## Task statement
Write every record out again exactly, and keep images out of it.

Saved data entries:
◇ ◇ ◇ ◇ ◇ ◇ ◇

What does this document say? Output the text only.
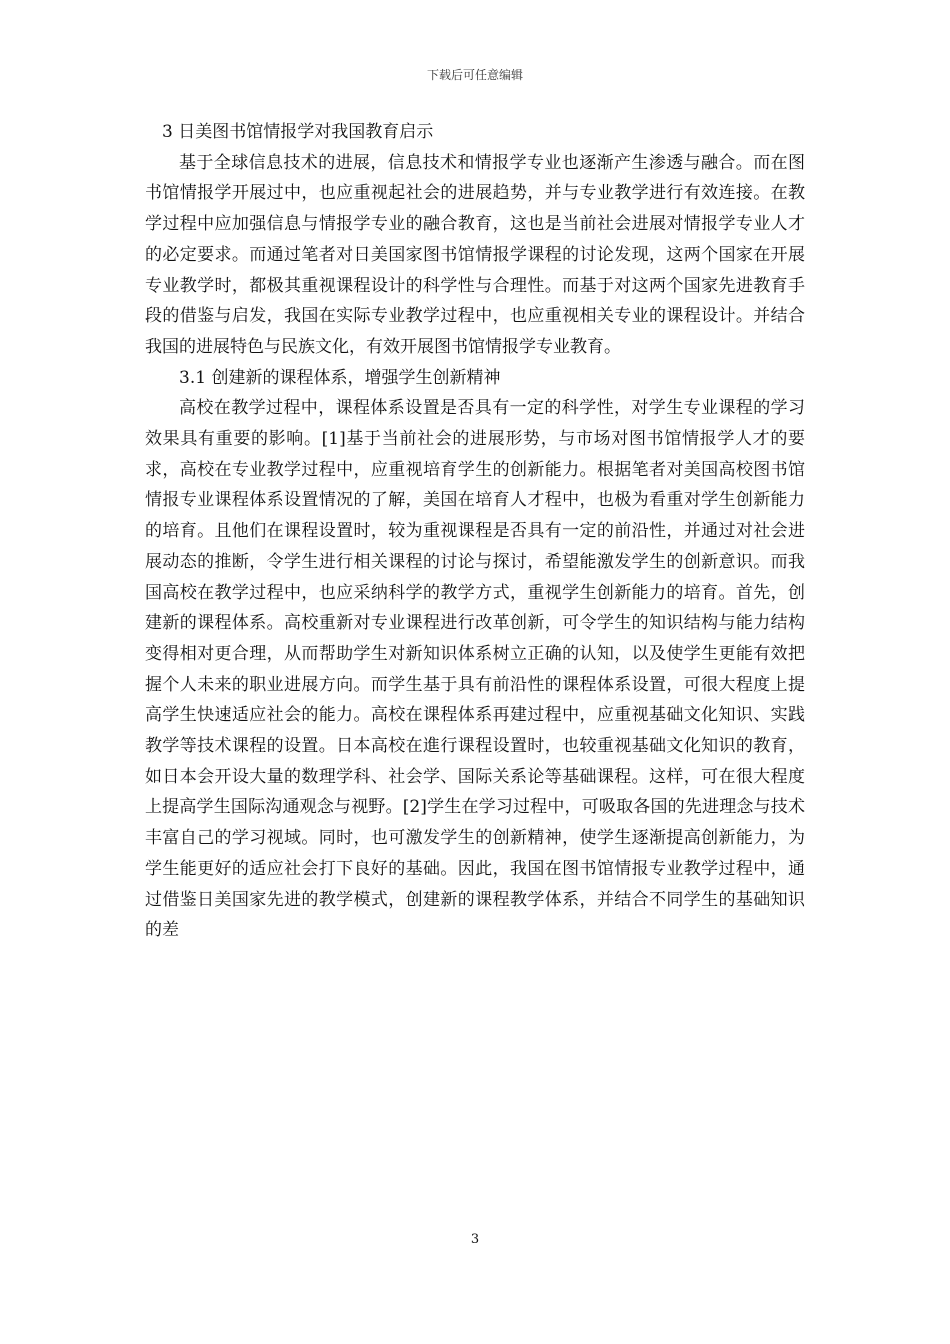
下载后可任意编辑

3 日美图书馆情报学对我国教育启示

基于全球信息技术的进展，信息技术和情报学专业也逐渐产生渗透与融合。而在图书馆情报学开展过中，也应重视起社会的进展趋势，并与专业教学进行有效连接。在教学过程中应加强信息与情报学专业的融合教育，这也是当前社会进展对情报学专业人才的必定要求。而通过笔者对日美国家图书馆情报学课程的讨论发现，这两个国家在开展专业教学时，都极其重视课程设计的科学性与合理性。而基于对这两个国家先进教育手段的借鉴与启发，我国在实际专业教学过程中，也应重视相关专业的课程设计。并结合我国的进展特色与民族文化，有效开展图书馆情报学专业教育。

3.1 创建新的课程体系，增强学生创新精神

高校在教学过程中，课程体系设置是否具有一定的科学性，对学生专业课程的学习效果具有重要的影响。[1]基于当前社会的进展形势，与市场对图书馆情报学人才的要求，高校在专业教学过程中，应重视培育学生的创新能力。根据笔者对美国高校图书馆情报专业课程体系设置情况的了解，美国在培育人才程中，也极为看重对学生创新能力的培育。且他们在课程设置时，较为重视课程是否具有一定的前沿性，并通过对社会进展动态的推断，令学生进行相关课程的讨论与探讨，希望能激发学生的创新意识。而我国高校在教学过程中，也应采纳科学的教学方式，重视学生创新能力的培育。首先，创建新的课程体系。高校重新对专业课程进行改革创新，可令学生的知识结构与能力结构变得相对更合理，从而帮助学生对新知识体系树立正确的认知，以及使学生更能有效把握个人未来的职业进展方向。而学生基于具有前沿性的课程体系设置，可很大程度上提高学生快速适应社会的能力。高校在课程体系再建过程中，应重视基础文化知识、实践教学等技术课程的设置。日本高校在進行课程设置时，也较重视基础文化知识的教育，如日本会开设大量的数理学科、社会学、国际关系论等基础课程。这样，可在很大程度上提高学生国际沟通观念与视野。[2]学生在学习过程中，可吸取各国的先进理念与技术丰富自己的学习视域。同时，也可激发学生的创新精神，使学生逐渐提高创新能力，为学生能更好的适应社会打下良好的基础。因此，我国在图书馆情报专业教学过程中，通过借鉴日美国家先进的教学模式，创建新的课程教学体系，并结合不同学生的基础知识的差

3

◇ ◇ ◇ ◇ ◇ ◇ ◇

## The completed task
What does this document say? Output the text only.
下载后可任意编辑

3 日美图书馆情报学对我国教育启示

基于全球信息技术的进展，信息技术和情报学专业也逐渐产生渗透与融合。而在图书馆情报学开展过中，也应重视起社会的进展趋势，并与专业教学进行有效连接。在教学过程中应加强信息与情报学专业的融合教育，这也是当前社会进展对情报学专业人才的必定要求。而通过笔者对日美国家图书馆情报学课程的讨论发现，这两个国家在开展专业教学时，都极其重视课程设计的科学性与合理性。而基于对这两个国家先进教育手段的借鉴与启发，我国在实际专业教学过程中，也应重视相关专业的课程设计。并结合我国的进展特色与民族文化，有效开展图书馆情报学专业教育。

3.1 创建新的课程体系，增强学生创新精神

高校在教学过程中，课程体系设置是否具有一定的科学性，对学生专业课程的学习效果具有重要的影响。[1]基于当前社会的进展形势，与市场对图书馆情报学人才的要求，高校在专业教学过程中，应重视培育学生的创新能力。根据笔者对美国高校图书馆情报专业课程体系设置情况的了解，美国在培育人才程中，也极为看重对学生创新能力的培育。且他们在课程设置时，较为重视课程是否具有一定的前沿性，并通过对社会进展动态的推断，令学生进行相关课程的讨论与探讨，希望能激发学生的创新意识。而我国高校在教学过程中，也应采纳科学的教学方式，重视学生创新能力的培育。首先，创建新的课程体系。高校重新对专业课程进行改革创新，可令学生的知识结构与能力结构变得相对更合理，从而帮助学生对新知识体系树立正确的认知，以及使学生更能有效把握个人未来的职业进展方向。而学生基于具有前沿性的课程体系设置，可很大程度上提高学生快速适应社会的能力。高校在课程体系再建过程中，应重视基础文化知识、实践教学等技术课程的设置。日本高校在進行课程设置时，也较重视基础文化知识的教育，如日本会开设大量的数理学科、社会学、国际关系论等基础课程。这样，可在很大程度上提高学生国际沟通观念与视野。[2]学生在学习过程中，可吸取各国的先进理念与技术丰富自己的学习视域。同时，也可激发学生的创新精神，使学生逐渐提高创新能力，为学生能更好的适应社会打下良好的基础。因此，我国在图书馆情报专业教学过程中，通过借鉴日美国家先进的教学模式，创建新的课程教学体系，并结合不同学生的基础知识的差

3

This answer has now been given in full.